**Raw records**
_ _ _ _

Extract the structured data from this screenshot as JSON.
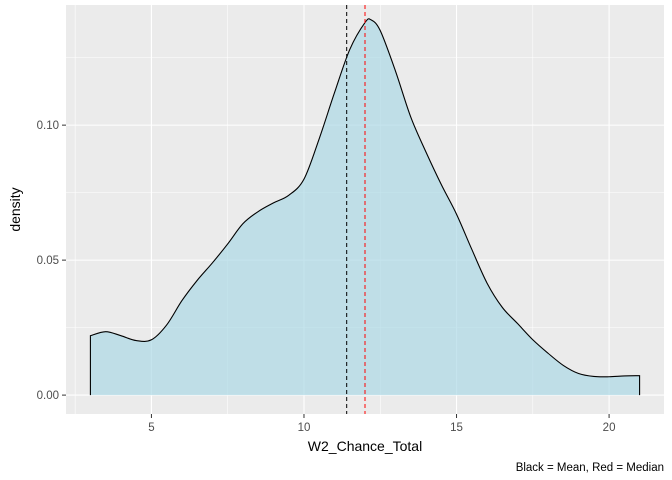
{
  "chart_data": {
    "type": "area",
    "subtype": "density",
    "xlabel": "W2_Chance_Total",
    "ylabel": "density",
    "caption": "Black = Mean, Red = Median",
    "xlim": [
      2.2,
      21.8
    ],
    "ylim": [
      -0.007,
      0.1445
    ],
    "x_ticks": [
      5,
      10,
      15,
      20
    ],
    "x_tick_labels": [
      "5",
      "10",
      "15",
      "20"
    ],
    "y_ticks": [
      0.0,
      0.05,
      0.1
    ],
    "y_tick_labels": [
      "0.00",
      "0.05",
      "0.10"
    ],
    "grid": true,
    "fill_color": "#add8e6",
    "fill_opacity": 0.7,
    "line_color": "#000000",
    "panel_background": "#ebebeb",
    "grid_color": "#ffffff",
    "mean": 11.4,
    "mean_color": "#000000",
    "median": 12,
    "median_color": "#ff0000",
    "x": [
      3.0,
      3.5,
      4.0,
      4.5,
      5.0,
      5.5,
      6.0,
      6.5,
      7.0,
      7.5,
      8.0,
      8.5,
      9.0,
      9.5,
      10.0,
      10.5,
      11.0,
      11.5,
      12.0,
      12.2,
      12.5,
      13.0,
      13.5,
      14.0,
      14.5,
      15.0,
      15.5,
      16.0,
      16.5,
      17.0,
      17.5,
      18.0,
      18.5,
      19.0,
      19.5,
      20.0,
      20.5,
      21.0
    ],
    "y": [
      0.022,
      0.0235,
      0.022,
      0.0202,
      0.0205,
      0.026,
      0.035,
      0.0425,
      0.049,
      0.056,
      0.0635,
      0.068,
      0.0712,
      0.074,
      0.08,
      0.095,
      0.112,
      0.128,
      0.138,
      0.139,
      0.135,
      0.12,
      0.103,
      0.09,
      0.078,
      0.067,
      0.054,
      0.0415,
      0.0325,
      0.0265,
      0.0205,
      0.0155,
      0.011,
      0.008,
      0.0069,
      0.0068,
      0.0071,
      0.0072
    ]
  }
}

_ _ _ _

**What you will do**
Without the pictures, output the full listing exactly as it stands.

**Expected answer**
Extract the structured data from this screenshot as JSON.
{
  "chart_data": {
    "type": "area",
    "subtype": "density",
    "xlabel": "W2_Chance_Total",
    "ylabel": "density",
    "caption": "Black = Mean, Red = Median",
    "xlim": [
      2.2,
      21.8
    ],
    "ylim": [
      -0.007,
      0.1445
    ],
    "x_ticks": [
      5,
      10,
      15,
      20
    ],
    "x_tick_labels": [
      "5",
      "10",
      "15",
      "20"
    ],
    "y_ticks": [
      0.0,
      0.05,
      0.1
    ],
    "y_tick_labels": [
      "0.00",
      "0.05",
      "0.10"
    ],
    "grid": true,
    "fill_color": "#add8e6",
    "fill_opacity": 0.7,
    "line_color": "#000000",
    "panel_background": "#ebebeb",
    "grid_color": "#ffffff",
    "mean": 11.4,
    "mean_color": "#000000",
    "median": 12,
    "median_color": "#ff0000",
    "x": [
      3.0,
      3.5,
      4.0,
      4.5,
      5.0,
      5.5,
      6.0,
      6.5,
      7.0,
      7.5,
      8.0,
      8.5,
      9.0,
      9.5,
      10.0,
      10.5,
      11.0,
      11.5,
      12.0,
      12.2,
      12.5,
      13.0,
      13.5,
      14.0,
      14.5,
      15.0,
      15.5,
      16.0,
      16.5,
      17.0,
      17.5,
      18.0,
      18.5,
      19.0,
      19.5,
      20.0,
      20.5,
      21.0
    ],
    "y": [
      0.022,
      0.0235,
      0.022,
      0.0202,
      0.0205,
      0.026,
      0.035,
      0.0425,
      0.049,
      0.056,
      0.0635,
      0.068,
      0.0712,
      0.074,
      0.08,
      0.095,
      0.112,
      0.128,
      0.138,
      0.139,
      0.135,
      0.12,
      0.103,
      0.09,
      0.078,
      0.067,
      0.054,
      0.0415,
      0.0325,
      0.0265,
      0.0205,
      0.0155,
      0.011,
      0.008,
      0.0069,
      0.0068,
      0.0071,
      0.0072
    ]
  }
}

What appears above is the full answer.